Start of EXCERPTED DATA

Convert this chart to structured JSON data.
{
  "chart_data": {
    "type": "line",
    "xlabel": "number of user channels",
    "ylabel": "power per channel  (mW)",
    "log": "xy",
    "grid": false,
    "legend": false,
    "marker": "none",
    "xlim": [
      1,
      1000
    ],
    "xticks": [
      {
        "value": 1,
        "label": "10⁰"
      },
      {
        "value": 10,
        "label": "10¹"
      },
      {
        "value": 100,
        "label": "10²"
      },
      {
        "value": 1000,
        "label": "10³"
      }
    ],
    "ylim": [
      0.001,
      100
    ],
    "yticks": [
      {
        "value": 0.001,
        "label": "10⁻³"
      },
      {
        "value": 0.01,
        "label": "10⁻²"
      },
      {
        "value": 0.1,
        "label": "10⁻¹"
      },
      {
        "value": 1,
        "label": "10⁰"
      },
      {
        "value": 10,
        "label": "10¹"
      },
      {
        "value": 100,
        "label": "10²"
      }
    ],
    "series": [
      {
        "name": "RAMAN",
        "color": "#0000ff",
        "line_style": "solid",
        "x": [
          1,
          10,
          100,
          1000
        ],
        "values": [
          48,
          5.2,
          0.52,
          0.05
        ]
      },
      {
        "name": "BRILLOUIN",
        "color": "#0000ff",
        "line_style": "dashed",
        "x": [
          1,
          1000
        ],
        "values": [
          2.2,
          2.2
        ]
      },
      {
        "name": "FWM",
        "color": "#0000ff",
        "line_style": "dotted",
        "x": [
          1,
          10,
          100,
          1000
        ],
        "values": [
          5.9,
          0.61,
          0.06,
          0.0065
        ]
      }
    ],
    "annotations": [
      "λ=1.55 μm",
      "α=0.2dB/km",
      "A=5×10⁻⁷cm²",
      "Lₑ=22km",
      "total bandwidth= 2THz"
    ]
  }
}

End of EXCERPTED DATA

- [AIM]:
Extract every record and return it verbatim.

- [WRITTEN REPLY]:
Convert this chart to structured JSON data.
{
  "chart_data": {
    "type": "line",
    "xlabel": "number of user channels",
    "ylabel": "power per channel  (mW)",
    "log": "xy",
    "grid": false,
    "legend": false,
    "marker": "none",
    "xlim": [
      1,
      1000
    ],
    "xticks": [
      {
        "value": 1,
        "label": "10⁰"
      },
      {
        "value": 10,
        "label": "10¹"
      },
      {
        "value": 100,
        "label": "10²"
      },
      {
        "value": 1000,
        "label": "10³"
      }
    ],
    "ylim": [
      0.001,
      100
    ],
    "yticks": [
      {
        "value": 0.001,
        "label": "10⁻³"
      },
      {
        "value": 0.01,
        "label": "10⁻²"
      },
      {
        "value": 0.1,
        "label": "10⁻¹"
      },
      {
        "value": 1,
        "label": "10⁰"
      },
      {
        "value": 10,
        "label": "10¹"
      },
      {
        "value": 100,
        "label": "10²"
      }
    ],
    "series": [
      {
        "name": "RAMAN",
        "color": "#0000ff",
        "line_style": "solid",
        "x": [
          1,
          10,
          100,
          1000
        ],
        "values": [
          48,
          5.2,
          0.52,
          0.05
        ]
      },
      {
        "name": "BRILLOUIN",
        "color": "#0000ff",
        "line_style": "dashed",
        "x": [
          1,
          1000
        ],
        "values": [
          2.2,
          2.2
        ]
      },
      {
        "name": "FWM",
        "color": "#0000ff",
        "line_style": "dotted",
        "x": [
          1,
          10,
          100,
          1000
        ],
        "values": [
          5.9,
          0.61,
          0.06,
          0.0065
        ]
      }
    ],
    "annotations": [
      "λ=1.55 μm",
      "α=0.2dB/km",
      "A=5×10⁻⁷cm²",
      "Lₑ=22km",
      "total bandwidth= 2THz"
    ]
  }
}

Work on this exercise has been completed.